> Goal: Copy the listing below in full and skip every picture.

> Dataset excerpts:
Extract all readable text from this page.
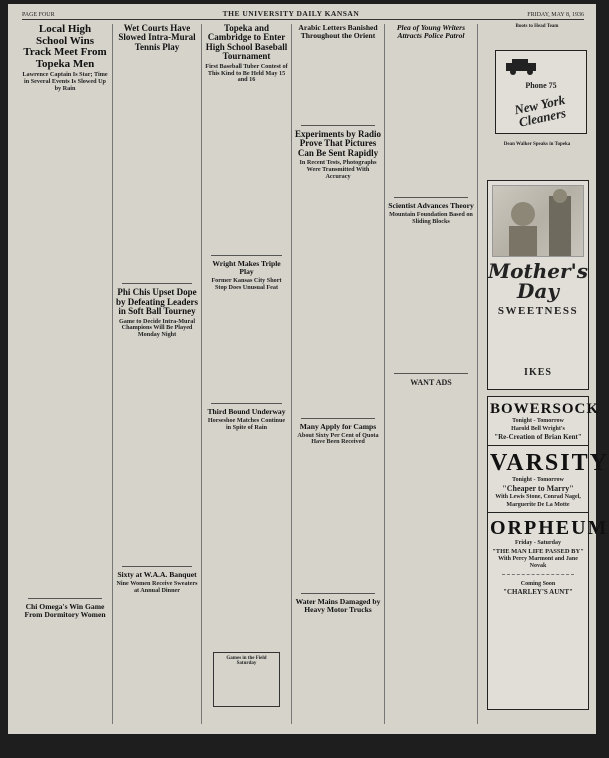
PAGE FOUR	THE UNIVERSITY DAILY KANSAN	FRIDAY, MAY 8, 1936
Local High School Wins Track Meet From Topeka Men
Lawrence Captain Is Star; Time in Several Events Is Slowed Up by Rain

Chi Omega's Win Game From Dormitory Women

Wet Courts Have Slowed Intra-Mural Tennis Play

Phi Chis Upset Dope by Defeating Leaders in Soft Ball Tourney
Game to Decide Intra-Mural Champions Will Be Played Monday Night

Sixty at W.A.A. Banquet
Nine Women Receive Sweaters at Annual Dinner

Topeka and Cambridge to Enter High School Baseball Tournament
First Baseball Tuber Contest of This Kind to Be Held May 15 and 16

Wright Makes Triple Play
Former Kansas City Short Stop Does Unusual Feat

Third Bound Underway
Horseshoe Matches Continue in Spite of Rain

Games in the Field Saturday

Arabic Letters Banished Throughout the Orient

Experiments by Radio Prove That Pictures Can Be Sent Rapidly
In Recent Tests, Photographs Were Transmitted With Accuracy

Many Apply for Camps
About Sixty Per Cent of Quota Have Been Received

Water Mains Damaged by Heavy Motor Trucks

Plea of Young Writers Attracts Police Patrol

Scientist Advances Theory
Mountain Foundation Based on Sliding Blocks

WANT ADS

Boots to Head Team

Dean Walker Speaks in Topeka

Phone 75
New York Cleaners
Mother's Day
SWEETNESS

IKES
BOWERSOCK
Tonight - Tomorrow
Harold Bell Wright's
"Re-Creation of Brian Kent"
VARSITY
Tonight - Tomorrow
"Cheaper to Marry"
With Lewis Stone, Conrad Nagel,
Marguerite De La Motte
ORPHEUM
Friday - Saturday
"THE MAN LIFE PASSED BY"
With Percy Marmont and Jane Novak
Coming Soon
"CHARLEY'S AUNT"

> The reply:
Extract all readable text from this page.
PAGE FOUR	THE UNIVERSITY DAILY KANSAN	FRIDAY, MAY 8, 1936
Local High School Wins Track Meet From Topeka Men
Lawrence Captain Is Star; Time in Several Events Is Slowed Up by Rain

Chi Omega's Win Game From Dormitory Women

Wet Courts Have Slowed Intra-Mural Tennis Play

Phi Chis Upset Dope by Defeating Leaders in Soft Ball Tourney
Game to Decide Intra-Mural Champions Will Be Played Monday Night

Sixty at W.A.A. Banquet
Nine Women Receive Sweaters at Annual Dinner

Topeka and Cambridge to Enter High School Baseball Tournament
First Baseball Tuber Contest of This Kind to Be Held May 15 and 16

Wright Makes Triple Play
Former Kansas City Short Stop Does Unusual Feat

Third Bound Underway
Horseshoe Matches Continue in Spite of Rain

Games in the Field Saturday

Arabic Letters Banished Throughout the Orient

Experiments by Radio Prove That Pictures Can Be Sent Rapidly
In Recent Tests, Photographs Were Transmitted With Accuracy

Many Apply for Camps
About Sixty Per Cent of Quota Have Been Received

Water Mains Damaged by Heavy Motor Trucks

Plea of Young Writers Attracts Police Patrol

Scientist Advances Theory
Mountain Foundation Based on Sliding Blocks

WANT ADS

Boots to Head Team

Dean Walker Speaks in Topeka

Phone 75
New York Cleaners
Mother's Day
SWEETNESS

IKES
BOWERSOCK
Tonight - Tomorrow
Harold Bell Wright's
"Re-Creation of Brian Kent"
VARSITY
Tonight - Tomorrow
"Cheaper to Marry"
With Lewis Stone, Conrad Nagel,
Marguerite De La Motte
ORPHEUM
Friday - Saturday
"THE MAN LIFE PASSED BY"
With Percy Marmont and Jane Novak
Coming Soon
"CHARLEY'S AUNT"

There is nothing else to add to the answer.